### What to produce
Omit images. Retype all entries verbatim.

=== Input ===

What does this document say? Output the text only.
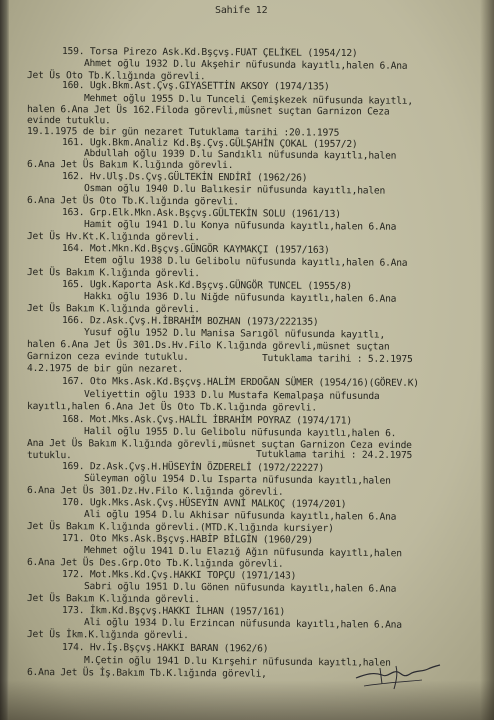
Sahife 12
159. Torsa Pirezo Ask.Kd.Bşçvş.FUAT ÇELİKEL (1954/12)
Ahmet oğlu 1932 D.lu Akşehir nüfusunda kayıtlı,halen 6.Ana
Jet Üs Oto Tb.K.lığında görevli.
160. Ugk.Bkm.Ast.Çvş.GIYASETTİN AKSOY (1974/135)
Mehmet oğlu 1955 D.lu Tunceli Çemişkezek nüfusunda kayıtlı,
halen 6.Ana Jet Üs 162.Filoda görevli,müsnet suçtan Garnizon Ceza
evinde tutuklu.
19.1.1975 de bir gün nezaret Tutuklama tarihi :20.1.1975
161. Ugk.Bkm.Analiz Kd.Bş.Çvş.GÜLŞAHİN ÇOKAL (1957/2)
Abdullah oğlu 1939 D.lu Sandıklı nüfusunda kayıtlı,halen
6.Ana Jet Üs Bakım K.lığında görevli.
162. Hv.Ulş.Ds.Çvş.GÜLTEKİN ENDİRİ (1962/26)
Osman oğlu 1940 D.lu Balıkesir nüfusunda kayıtlı,halen
6.Ana Jet Üs Oto Tb.K.lığında görevli.
163. Grp.Elk.Mkn.Ask.Bşçvş.GÜLTEKİN SOLU (1961/13)
Hamit oğlu 1941 D.lu Konya nüfusunda kayıtlı,halen 6.Ana
Jet Üs Hv.Kt.K.lığında görevli.
164. Mot.Mkn.Kd.Bşçvş.GÜNGÖR KAYMAKÇI (1957/163)
Etem oğlu 1938 D.lu Gelibolu nüfusunda kayıtlı,halen 6.Ana
Jet Üs Bakım K.lığında görevli.
165. Ugk.Kaporta Ask.Kd.Bşçvş.GÜNGÖR TUNCEL (1955/8)
Hakkı oğlu 1936 D.lu Niğde nüfusunda kayıtlı,halen 6.Ana
Jet Üs Bakım K.lığında görevli.
166. Dz.Ask.Çvş.H.İBRAHİM BOZHAN (1973/222135)
Yusuf oğlu 1952 D.lu Manisa Sarıgöl nüfusunda kayıtlı,
halen 6.Ana Jet Üs 301.Ds.Hv.Filo K.lığında görevli,müsnet suçtan
Garnizon ceza evinde tutuklu.	Tutuklama tarihi : 5.2.1975
4.2.1975 de bir gün nezaret.
167. Oto Mks.Ask.Kd.Bşçvş.HALİM ERDOĞAN SÜMER (1954/16)(GÖREV.K)
Veliyettin oğlu 1933 D.lu Mustafa Kemalpaşa nüfusunda
kayıtlı,halen 6.Ana Jet Üs Oto Tb.K.lığında görevli.
168. Mot.Mks.Ask.Çvş.HALİL İBRAHİM POYRAZ (1974/171)
Halil oğlu 1955 D.lu Gelibolu nüfusunda kayıtlı,halen 6.
Ana Jet Üs Bakım K.lığında görevli,müsnet suçtan Garnizon Ceza evinde
tutuklu.	Tutuklama tarihi : 24.2.1975
169. Dz.Ask.Çvş.H.HÜSEYİN ÖZDERELİ (1972/22227)
Süleyman oğlu 1954 D.lu Isparta nüfusunda kayıtlı,halen
6.Ana Jet Üs 301.Dz.Hv.Filo K.lığında görevli.
170. Ugk.Mks.Ask.Çvş.HÜSEYİN AVNİ MALKOÇ (1974/201)
Ali oğlu 1954 D.lu Akhisar nüfusunda kayıtlı,halen 6.Ana
Jet Üs Bakım K.lığında görevli.(MTD.K.lığında kursiyer)
171. Oto Mks.Ask.Bşçvş.HABİP BİLGİN (1960/29)
Mehmet oğlu 1941 D.lu Elazığ Ağın nüfusunda kayıtlı,halen
6.Ana Jet Üs Des.Grp.Oto Tb.K.lığında görevli.
172. Mot.Mks.Kd.Çvş.HAKKI TOPÇU (1971/143)
Sabri oğlu 1951 D.lu Gönen nüfusunda kayıtlı,halen 6.Ana
Jet Üs Bakım K.lığında görevli.
173. İkm.Kd.Bşçvş.HAKKI İLHAN (1957/161)
Ali oğlu 1934 D.lu Erzincan nüfusunda kayıtlı,halen 6.Ana
Jet Üs İkm.K.lığında görevli.
174. Hv.İş.Bşçvş.HAKKI BARAN (1962/6)
M.Çetin oğlu 1941 D.lu Kırşehir nüfusunda kayıtlı,halen
6.Ana Jet Üs İş.Bakım Tb.K.lığında görevli,
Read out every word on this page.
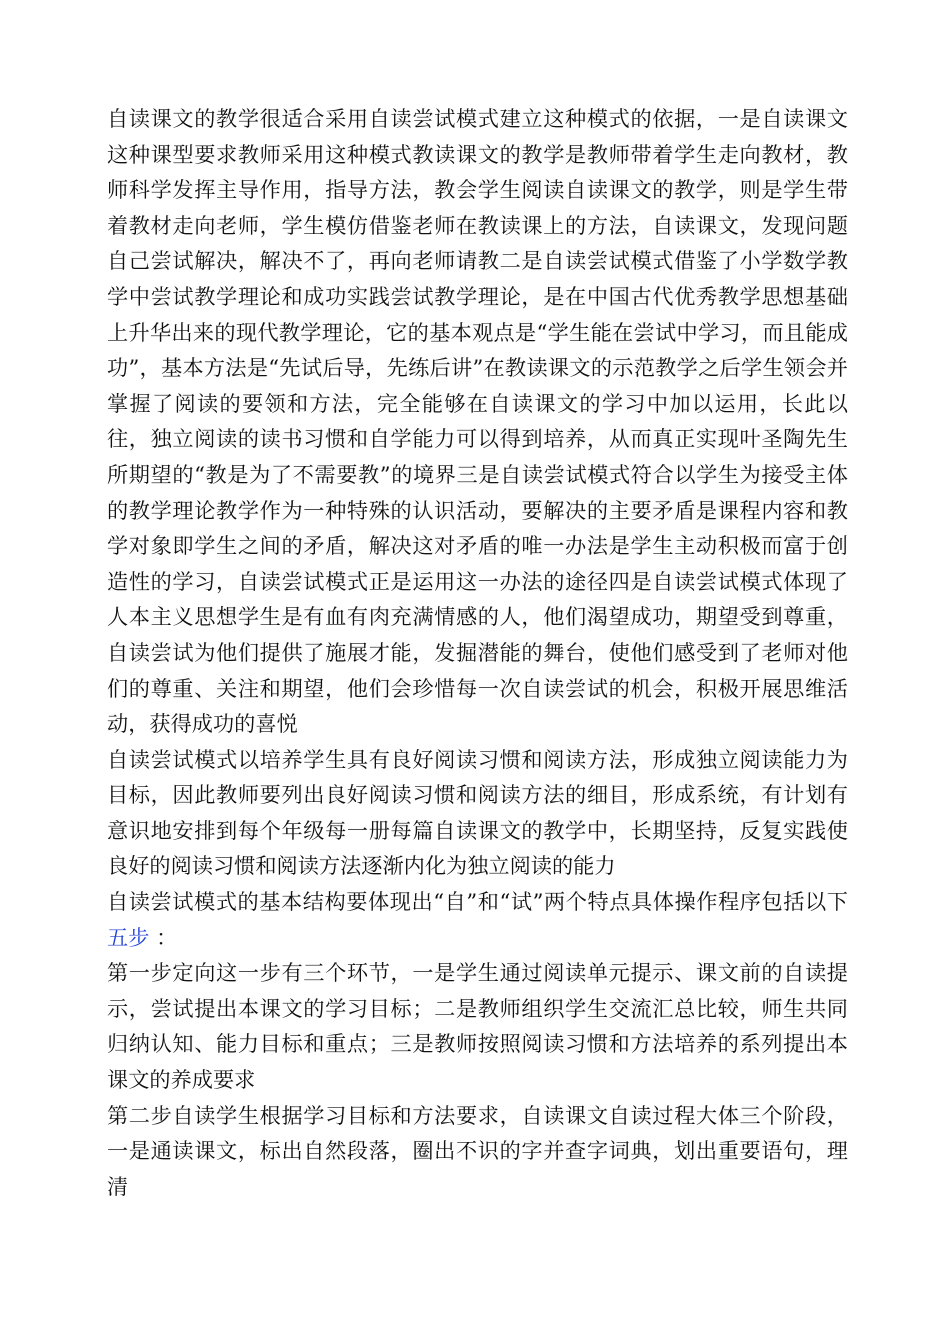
自读课文的教学很适合采用自读尝试模式建立这种模式的依据，一是自读课文这种课型要求教师采用这种模式教读课文的教学是教师带着学生走向教材，教师科学发挥主导作用，指导方法，教会学生阅读自读课文的教学，则是学生带着教材走向老师，学生模仿借鉴老师在教读课上的方法，自读课文，发现问题自己尝试解决，解决不了，再向老师请教二是自读尝试模式借鉴了小学数学教学中尝试教学理论和成功实践尝试教学理论，是在中国古代优秀教学思想基础上升华出来的现代教学理论，它的基本观点是“学生能在尝试中学习，而且能成功”，基本方法是“先试后导，先练后讲”在教读课文的示范教学之后学生领会并掌握了阅读的要领和方法，完全能够在自读课文的学习中加以运用，长此以往，独立阅读的读书习惯和自学能力可以得到培养，从而真正实现叶圣陶先生所期望的“教是为了不需要教”的境界三是自读尝试模式符合以学生为接受主体的教学理论教学作为一种特殊的认识活动，要解决的主要矛盾是课程内容和教学对象即学生之间的矛盾，解决这对矛盾的唯一办法是学生主动积极而富于创造性的学习，自读尝试模式正是运用这一办法的途径四是自读尝试模式体现了人本主义思想学生是有血有肉充满情感的人，他们渴望成功，期望受到尊重，自读尝试为他们提供了施展才能，发掘潜能的舞台，使他们感受到了老师对他们的尊重、关注和期望，他们会珍惜每一次自读尝试的机会，积极开展思维活动，获得成功的喜悦

自读尝试模式以培养学生具有良好阅读习惯和阅读方法，形成独立阅读能力为目标，因此教师要列出良好阅读习惯和阅读方法的细目，形成系统，有计划有意识地安排到每个年级每一册每篇自读课文的教学中，长期坚持，反复实践使良好的阅读习惯和阅读方法逐渐内化为独立阅读的能力

自读尝试模式的基本结构要体现出“自”和“试”两个特点具体操作程序包括以下五步 ：

第一步定向这一步有三个环节，一是学生通过阅读单元提示、课文前的自读提示，尝试提出本课文的学习目标；二是教师组织学生交流汇总比较，师生共同归纳认知、能力目标和重点；三是教师按照阅读习惯和方法培养的系列提出本课文的养成要求

第二步自读学生根据学习目标和方法要求，自读课文自读过程大体三个阶段，一是通读课文，标出自然段落，圈出不识的字并查字词典，划出重要语句，理清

===

### Solved exercise
What does this document say? Output the text only.
Sahife 12
159. Torsa Pirezo Ask.Kd.Bşçvş.FUAT ÇELİKEL (1954/12)
Ahmet oğlu 1932 D.lu Akşehir nüfusunda kayıtlı,halen 6.Ana
Jet Üs Oto Tb.K.lığında görevli.
160. Ugk.Bkm.Ast.Çvş.GIYASETTİN AKSOY (1974/135)
Mehmet oğlu 1955 D.lu Tunceli Çemişkezek nüfusunda kayıtlı,
halen 6.Ana Jet Üs 162.Filoda görevli,müsnet suçtan Garnizon Ceza
evinde tutuklu.
19.1.1975 de bir gün nezaret Tutuklama tarihi :20.1.1975
161. Ugk.Bkm.Analiz Kd.Bş.Çvş.GÜLŞAHİN ÇOKAL (1957/2)
Abdullah oğlu 1939 D.lu Sandıklı nüfusunda kayıtlı,halen
6.Ana Jet Üs Bakım K.lığında görevli.
162. Hv.Ulş.Ds.Çvş.GÜLTEKİN ENDİRİ (1962/26)
Osman oğlu 1940 D.lu Balıkesir nüfusunda kayıtlı,halen
6.Ana Jet Üs Oto Tb.K.lığında görevli.
163. Grp.Elk.Mkn.Ask.Bşçvş.GÜLTEKİN SOLU (1961/13)
Hamit oğlu 1941 D.lu Konya nüfusunda kayıtlı,halen 6.Ana
Jet Üs Hv.Kt.K.lığında görevli.
164. Mot.Mkn.Kd.Bşçvş.GÜNGÖR KAYMAKÇI (1957/163)
Etem oğlu 1938 D.lu Gelibolu nüfusunda kayıtlı,halen 6.Ana
Jet Üs Bakım K.lığında görevli.
165. Ugk.Kaporta Ask.Kd.Bşçvş.GÜNGÖR TUNCEL (1955/8)
Hakkı oğlu 1936 D.lu Niğde nüfusunda kayıtlı,halen 6.Ana
Jet Üs Bakım K.lığında görevli.
166. Dz.Ask.Çvş.H.İBRAHİM BOZHAN (1973/222135)
Yusuf oğlu 1952 D.lu Manisa Sarıgöl nüfusunda kayıtlı,
halen 6.Ana Jet Üs 301.Ds.Hv.Filo K.lığında görevli,müsnet suçtan
Garnizon ceza evinde tutuklu.	Tutuklama tarihi : 5.2.1975
4.2.1975 de bir gün nezaret.
167. Oto Mks.Ask.Kd.Bşçvş.HALİM ERDOĞAN SÜMER (1954/16)(GÖREV.K)
Veliyettin oğlu 1933 D.lu Mustafa Kemalpaşa nüfusunda
kayıtlı,halen 6.Ana Jet Üs Oto Tb.K.lığında görevli.
168. Mot.Mks.Ask.Çvş.HALİL İBRAHİM POYRAZ (1974/171)
Halil oğlu 1955 D.lu Gelibolu nüfusunda kayıtlı,halen 6.
Ana Jet Üs Bakım K.lığında görevli,müsnet suçtan Garnizon Ceza evinde
tutuklu.	Tutuklama tarihi : 24.2.1975
169. Dz.Ask.Çvş.H.HÜSEYİN ÖZDERELİ (1972/22227)
Süleyman oğlu 1954 D.lu Isparta nüfusunda kayıtlı,halen
6.Ana Jet Üs 301.Dz.Hv.Filo K.lığında görevli.
170. Ugk.Mks.Ask.Çvş.HÜSEYİN AVNİ MALKOÇ (1974/201)
Ali oğlu 1954 D.lu Akhisar nüfusunda kayıtlı,halen 6.Ana
Jet Üs Bakım K.lığında görevli.(MTD.K.lığında kursiyer)
171. Oto Mks.Ask.Bşçvş.HABİP BİLGİN (1960/29)
Mehmet oğlu 1941 D.lu Elazığ Ağın nüfusunda kayıtlı,halen
6.Ana Jet Üs Des.Grp.Oto Tb.K.lığında görevli.
172. Mot.Mks.Kd.Çvş.HAKKI TOPÇU (1971/143)
Sabri oğlu 1951 D.lu Gönen nüfusunda kayıtlı,halen 6.Ana
Jet Üs Bakım K.lığında görevli.
173. İkm.Kd.Bşçvş.HAKKI İLHAN (1957/161)
Ali oğlu 1934 D.lu Erzincan nüfusunda kayıtlı,halen 6.Ana
Jet Üs İkm.K.lığında görevli.
174. Hv.İş.Bşçvş.HAKKI BARAN (1962/6)
M.Çetin oğlu 1941 D.lu Kırşehir nüfusunda kayıtlı,halen
6.Ana Jet Üs İş.Bakım Tb.K.lığında görevli,
Read out every word on this page.
自读课文的教学很适合采用自读尝试模式建立这种模式的依据，一是自读课文这种课型要求教师采用这种模式教读课文的教学是教师带着学生走向教材，教师科学发挥主导作用，指导方法，教会学生阅读自读课文的教学，则是学生带着教材走向老师，学生模仿借鉴老师在教读课上的方法，自读课文，发现问题自己尝试解决，解决不了，再向老师请教二是自读尝试模式借鉴了小学数学教学中尝试教学理论和成功实践尝试教学理论，是在中国古代优秀教学思想基础上升华出来的现代教学理论，它的基本观点是“学生能在尝试中学习，而且能成功”，基本方法是“先试后导，先练后讲”在教读课文的示范教学之后学生领会并掌握了阅读的要领和方法，完全能够在自读课文的学习中加以运用，长此以往，独立阅读的读书习惯和自学能力可以得到培养，从而真正实现叶圣陶先生所期望的“教是为了不需要教”的境界三是自读尝试模式符合以学生为接受主体的教学理论教学作为一种特殊的认识活动，要解决的主要矛盾是课程内容和教学对象即学生之间的矛盾，解决这对矛盾的唯一办法是学生主动积极而富于创造性的学习，自读尝试模式正是运用这一办法的途径四是自读尝试模式体现了人本主义思想学生是有血有肉充满情感的人，他们渴望成功，期望受到尊重，自读尝试为他们提供了施展才能，发掘潜能的舞台，使他们感受到了老师对他们的尊重、关注和期望，他们会珍惜每一次自读尝试的机会，积极开展思维活动，获得成功的喜悦

自读尝试模式以培养学生具有良好阅读习惯和阅读方法，形成独立阅读能力为目标，因此教师要列出良好阅读习惯和阅读方法的细目，形成系统，有计划有意识地安排到每个年级每一册每篇自读课文的教学中，长期坚持，反复实践使良好的阅读习惯和阅读方法逐渐内化为独立阅读的能力

自读尝试模式的基本结构要体现出“自”和“试”两个特点具体操作程序包括以下五步 ：

第一步定向这一步有三个环节，一是学生通过阅读单元提示、课文前的自读提示，尝试提出本课文的学习目标；二是教师组织学生交流汇总比较，师生共同归纳认知、能力目标和重点；三是教师按照阅读习惯和方法培养的系列提出本课文的养成要求

第二步自读学生根据学习目标和方法要求，自读课文自读过程大体三个阶段，一是通读课文，标出自然段落，圈出不识的字并查字词典，划出重要语句，理清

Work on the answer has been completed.